## Problem
Reproduce the data exactly.

Records:
·····

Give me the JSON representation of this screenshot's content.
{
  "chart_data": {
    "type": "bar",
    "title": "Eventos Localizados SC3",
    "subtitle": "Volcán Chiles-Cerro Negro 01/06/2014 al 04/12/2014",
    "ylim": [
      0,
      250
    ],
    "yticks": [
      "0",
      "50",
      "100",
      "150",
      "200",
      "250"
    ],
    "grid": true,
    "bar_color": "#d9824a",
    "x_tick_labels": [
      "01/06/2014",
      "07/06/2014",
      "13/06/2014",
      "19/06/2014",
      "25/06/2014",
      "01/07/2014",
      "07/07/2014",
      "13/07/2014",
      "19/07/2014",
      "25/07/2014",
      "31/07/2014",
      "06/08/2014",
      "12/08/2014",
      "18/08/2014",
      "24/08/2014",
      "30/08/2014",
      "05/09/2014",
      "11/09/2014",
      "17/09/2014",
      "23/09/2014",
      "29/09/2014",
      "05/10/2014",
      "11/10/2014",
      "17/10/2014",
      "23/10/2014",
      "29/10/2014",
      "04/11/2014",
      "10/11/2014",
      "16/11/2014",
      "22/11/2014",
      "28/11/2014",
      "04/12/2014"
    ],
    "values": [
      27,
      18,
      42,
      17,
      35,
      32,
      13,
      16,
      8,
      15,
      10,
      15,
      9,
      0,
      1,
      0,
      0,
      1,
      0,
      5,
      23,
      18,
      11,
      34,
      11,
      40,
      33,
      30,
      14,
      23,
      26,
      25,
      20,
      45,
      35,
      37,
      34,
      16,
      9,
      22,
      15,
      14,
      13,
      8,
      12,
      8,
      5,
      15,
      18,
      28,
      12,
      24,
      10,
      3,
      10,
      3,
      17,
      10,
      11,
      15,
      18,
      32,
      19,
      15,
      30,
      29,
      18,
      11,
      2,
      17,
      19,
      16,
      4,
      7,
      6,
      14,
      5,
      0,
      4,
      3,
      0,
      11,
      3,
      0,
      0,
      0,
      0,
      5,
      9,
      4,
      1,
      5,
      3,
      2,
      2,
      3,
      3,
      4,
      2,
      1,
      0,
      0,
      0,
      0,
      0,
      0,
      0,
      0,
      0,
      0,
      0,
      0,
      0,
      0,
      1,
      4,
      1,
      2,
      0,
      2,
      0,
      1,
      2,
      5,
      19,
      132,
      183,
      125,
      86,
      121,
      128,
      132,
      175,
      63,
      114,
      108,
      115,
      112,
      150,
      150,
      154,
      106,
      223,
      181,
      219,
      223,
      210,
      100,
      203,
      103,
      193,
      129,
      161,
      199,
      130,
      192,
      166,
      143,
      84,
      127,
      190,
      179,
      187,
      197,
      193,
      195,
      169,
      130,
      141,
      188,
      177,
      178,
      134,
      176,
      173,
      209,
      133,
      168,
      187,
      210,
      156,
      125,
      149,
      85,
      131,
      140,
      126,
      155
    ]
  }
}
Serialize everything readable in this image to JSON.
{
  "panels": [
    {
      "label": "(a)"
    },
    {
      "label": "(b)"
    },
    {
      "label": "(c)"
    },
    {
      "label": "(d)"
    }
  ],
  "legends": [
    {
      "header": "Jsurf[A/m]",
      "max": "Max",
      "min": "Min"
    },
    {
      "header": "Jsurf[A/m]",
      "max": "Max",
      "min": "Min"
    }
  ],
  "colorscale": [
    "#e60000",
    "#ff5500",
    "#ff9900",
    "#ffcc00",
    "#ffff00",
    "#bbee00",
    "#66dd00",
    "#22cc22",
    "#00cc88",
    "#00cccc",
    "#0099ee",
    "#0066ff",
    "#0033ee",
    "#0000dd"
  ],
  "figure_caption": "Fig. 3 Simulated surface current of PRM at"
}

·····

## Written answer
Give me the JSON representation of this screenshot's content.
{
  "chart_data": {
    "type": "bar",
    "title": "Eventos Localizados SC3",
    "subtitle": "Volcán Chiles-Cerro Negro 01/06/2014 al 04/12/2014",
    "ylim": [
      0,
      250
    ],
    "yticks": [
      "0",
      "50",
      "100",
      "150",
      "200",
      "250"
    ],
    "grid": true,
    "bar_color": "#d9824a",
    "x_tick_labels": [
      "01/06/2014",
      "07/06/2014",
      "13/06/2014",
      "19/06/2014",
      "25/06/2014",
      "01/07/2014",
      "07/07/2014",
      "13/07/2014",
      "19/07/2014",
      "25/07/2014",
      "31/07/2014",
      "06/08/2014",
      "12/08/2014",
      "18/08/2014",
      "24/08/2014",
      "30/08/2014",
      "05/09/2014",
      "11/09/2014",
      "17/09/2014",
      "23/09/2014",
      "29/09/2014",
      "05/10/2014",
      "11/10/2014",
      "17/10/2014",
      "23/10/2014",
      "29/10/2014",
      "04/11/2014",
      "10/11/2014",
      "16/11/2014",
      "22/11/2014",
      "28/11/2014",
      "04/12/2014"
    ],
    "values": [
      27,
      18,
      42,
      17,
      35,
      32,
      13,
      16,
      8,
      15,
      10,
      15,
      9,
      0,
      1,
      0,
      0,
      1,
      0,
      5,
      23,
      18,
      11,
      34,
      11,
      40,
      33,
      30,
      14,
      23,
      26,
      25,
      20,
      45,
      35,
      37,
      34,
      16,
      9,
      22,
      15,
      14,
      13,
      8,
      12,
      8,
      5,
      15,
      18,
      28,
      12,
      24,
      10,
      3,
      10,
      3,
      17,
      10,
      11,
      15,
      18,
      32,
      19,
      15,
      30,
      29,
      18,
      11,
      2,
      17,
      19,
      16,
      4,
      7,
      6,
      14,
      5,
      0,
      4,
      3,
      0,
      11,
      3,
      0,
      0,
      0,
      0,
      5,
      9,
      4,
      1,
      5,
      3,
      2,
      2,
      3,
      3,
      4,
      2,
      1,
      0,
      0,
      0,
      0,
      0,
      0,
      0,
      0,
      0,
      0,
      0,
      0,
      0,
      0,
      1,
      4,
      1,
      2,
      0,
      2,
      0,
      1,
      2,
      5,
      19,
      132,
      183,
      125,
      86,
      121,
      128,
      132,
      175,
      63,
      114,
      108,
      115,
      112,
      150,
      150,
      154,
      106,
      223,
      181,
      219,
      223,
      210,
      100,
      203,
      103,
      193,
      129,
      161,
      199,
      130,
      192,
      166,
      143,
      84,
      127,
      190,
      179,
      187,
      197,
      193,
      195,
      169,
      130,
      141,
      188,
      177,
      178,
      134,
      176,
      173,
      209,
      133,
      168,
      187,
      210,
      156,
      125,
      149,
      85,
      131,
      140,
      126,
      155
    ]
  }
}
Serialize everything readable in this image to JSON.
{
  "panels": [
    {
      "label": "(a)"
    },
    {
      "label": "(b)"
    },
    {
      "label": "(c)"
    },
    {
      "label": "(d)"
    }
  ],
  "legends": [
    {
      "header": "Jsurf[A/m]",
      "max": "Max",
      "min": "Min"
    },
    {
      "header": "Jsurf[A/m]",
      "max": "Max",
      "min": "Min"
    }
  ],
  "colorscale": [
    "#e60000",
    "#ff5500",
    "#ff9900",
    "#ffcc00",
    "#ffff00",
    "#bbee00",
    "#66dd00",
    "#22cc22",
    "#00cc88",
    "#00cccc",
    "#0099ee",
    "#0066ff",
    "#0033ee",
    "#0000dd"
  ],
  "figure_caption": "Fig. 3 Simulated surface current of PRM at"
}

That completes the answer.